ESTRATTO DEL DOCUMENTO:
════════════════
È stata la riscrittura dell’art 81, operata con la legge costituzionale n 1. del 2012 a dare attuazione al Fiscal Compact. La novellazione dell’articolo ha costituzionalizzato il “il principio dell’equilibrio tra le entrate e le spese del bilancio. Si è parlato di “pareggio di bilancio”, tuttavia la norma è più elastica: più che un vero e proprio “pareggio” essa impone un generico “equilibrio[14]”, introducendo così un “principio di sostenibilità del debito” che deve essere adottato da tutte le amministrazioni. Per conseguire questo risultato, da un lato si è abrogato il divieto di stabilire con la legge di bilancio nuovi tributi e nuove spese, dall’altro si è legata la definizione del bilancio all’andamento dei cicli economici “tenendo conto delle fasi avverse e delle fasi favorevoli al ciclo economico”.
In questo modo non si esclude completamente il ricorso all’indebitamento, certo però questo deve essere collegato a questi effetti del ciclo economico e deve essere autorizzato dalle Camere con un voto a maggioranza assoluta dei rispettivi componenti (nonché poi sottoposto al vaglio della Commissione Europea secondo la procedura stabilita sempre dal trattato).
════════════════
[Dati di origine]
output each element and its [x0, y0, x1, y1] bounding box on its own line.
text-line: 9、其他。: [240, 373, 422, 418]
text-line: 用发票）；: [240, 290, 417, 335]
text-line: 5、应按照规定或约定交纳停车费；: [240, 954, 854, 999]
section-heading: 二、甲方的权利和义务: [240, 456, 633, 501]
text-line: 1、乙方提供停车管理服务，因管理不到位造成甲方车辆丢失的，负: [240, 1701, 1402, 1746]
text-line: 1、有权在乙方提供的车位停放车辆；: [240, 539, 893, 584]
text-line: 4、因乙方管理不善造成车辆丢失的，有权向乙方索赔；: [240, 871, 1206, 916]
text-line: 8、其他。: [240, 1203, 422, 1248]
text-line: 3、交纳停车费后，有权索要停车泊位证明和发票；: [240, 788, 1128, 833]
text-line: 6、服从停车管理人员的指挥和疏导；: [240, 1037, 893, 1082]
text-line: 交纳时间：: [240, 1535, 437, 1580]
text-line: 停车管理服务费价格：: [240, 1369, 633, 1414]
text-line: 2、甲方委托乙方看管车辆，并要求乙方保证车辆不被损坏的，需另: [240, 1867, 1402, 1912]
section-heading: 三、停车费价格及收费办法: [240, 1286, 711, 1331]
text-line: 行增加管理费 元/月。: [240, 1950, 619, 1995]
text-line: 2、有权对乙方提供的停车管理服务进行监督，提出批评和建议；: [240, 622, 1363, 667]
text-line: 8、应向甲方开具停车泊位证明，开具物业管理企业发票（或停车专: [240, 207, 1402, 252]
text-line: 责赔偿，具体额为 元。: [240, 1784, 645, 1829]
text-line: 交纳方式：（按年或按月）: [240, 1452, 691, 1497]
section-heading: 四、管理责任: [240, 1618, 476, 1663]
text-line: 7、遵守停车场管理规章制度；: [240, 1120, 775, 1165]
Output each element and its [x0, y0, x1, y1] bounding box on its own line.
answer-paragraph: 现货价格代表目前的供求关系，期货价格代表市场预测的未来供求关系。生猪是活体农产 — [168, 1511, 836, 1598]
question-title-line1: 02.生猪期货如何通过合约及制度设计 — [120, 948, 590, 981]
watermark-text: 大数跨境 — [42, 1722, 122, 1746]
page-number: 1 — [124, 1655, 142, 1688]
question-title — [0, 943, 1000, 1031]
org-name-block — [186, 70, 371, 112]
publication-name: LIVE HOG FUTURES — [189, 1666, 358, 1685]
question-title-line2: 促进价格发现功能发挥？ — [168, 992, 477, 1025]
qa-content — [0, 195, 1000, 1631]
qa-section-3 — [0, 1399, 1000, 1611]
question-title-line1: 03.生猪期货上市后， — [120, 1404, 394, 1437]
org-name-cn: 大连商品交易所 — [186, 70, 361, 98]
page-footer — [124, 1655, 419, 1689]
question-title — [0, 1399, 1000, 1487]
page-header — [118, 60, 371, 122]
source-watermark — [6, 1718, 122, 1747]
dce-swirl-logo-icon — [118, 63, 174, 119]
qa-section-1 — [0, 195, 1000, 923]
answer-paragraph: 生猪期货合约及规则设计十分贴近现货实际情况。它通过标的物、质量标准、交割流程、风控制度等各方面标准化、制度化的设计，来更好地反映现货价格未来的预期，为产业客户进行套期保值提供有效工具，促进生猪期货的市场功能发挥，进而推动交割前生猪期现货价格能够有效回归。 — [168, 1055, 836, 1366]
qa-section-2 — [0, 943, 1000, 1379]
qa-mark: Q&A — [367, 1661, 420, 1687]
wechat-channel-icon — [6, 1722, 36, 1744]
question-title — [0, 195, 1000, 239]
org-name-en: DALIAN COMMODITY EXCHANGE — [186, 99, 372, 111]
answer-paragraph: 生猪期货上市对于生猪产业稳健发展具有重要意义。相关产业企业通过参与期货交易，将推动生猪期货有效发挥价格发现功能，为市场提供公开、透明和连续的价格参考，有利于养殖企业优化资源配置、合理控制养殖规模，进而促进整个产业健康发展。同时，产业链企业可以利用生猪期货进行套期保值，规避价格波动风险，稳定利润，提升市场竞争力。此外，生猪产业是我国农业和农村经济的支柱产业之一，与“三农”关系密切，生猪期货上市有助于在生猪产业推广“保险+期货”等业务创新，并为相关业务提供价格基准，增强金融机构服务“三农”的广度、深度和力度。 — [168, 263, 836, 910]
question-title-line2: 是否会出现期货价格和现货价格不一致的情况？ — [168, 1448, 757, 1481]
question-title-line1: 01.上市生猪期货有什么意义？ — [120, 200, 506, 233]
════════════════
RICHIESTA A: Puoi estrarre dal brano sull'articolo 81 il passo che comincia con “In questo modo” e prosegue fino a “sempre dal trattato).”?
RICHIESTA B: Puoi continuare il brano sull'articolo 81 a partire dal punto in cui termina?

RISPOSTA A:
In questo modo non si esclude completamente il ricorso all’indebitamento, certo però questo deve essere collegato a questi effetti del ciclo economico e deve essere autorizzato dalle Camere con un voto a maggioranza assoluta dei rispettivi componenti (nonché poi sottoposto al vaglio della Commissione Europea secondo la procedura stabilita sempre dal trattato).

RISPOSTA B:
Approfondendo lo studio della norma si scorge la scelta mediana adottata dal nostro legislatore: mentre infatti alcuni Paesi Europei[15] hanno optato per una vera e propria costituzionalizzazione del pareggio di bilancio (vedi Spagna e Germania), ed altri invece hanno preferito l’attuazione tramite legge organica ordinaria (vedi la Francia),l’Italia ha optato per la costituzionalizzazione dell’ “equilibrio di bilancio”: una scelta che si traduce nel rimettere gran parte della decisione politica sul bilancio e sui margini dell’indebitamento alla contrattazione in sede europea e ai rapporti di forza politici interni.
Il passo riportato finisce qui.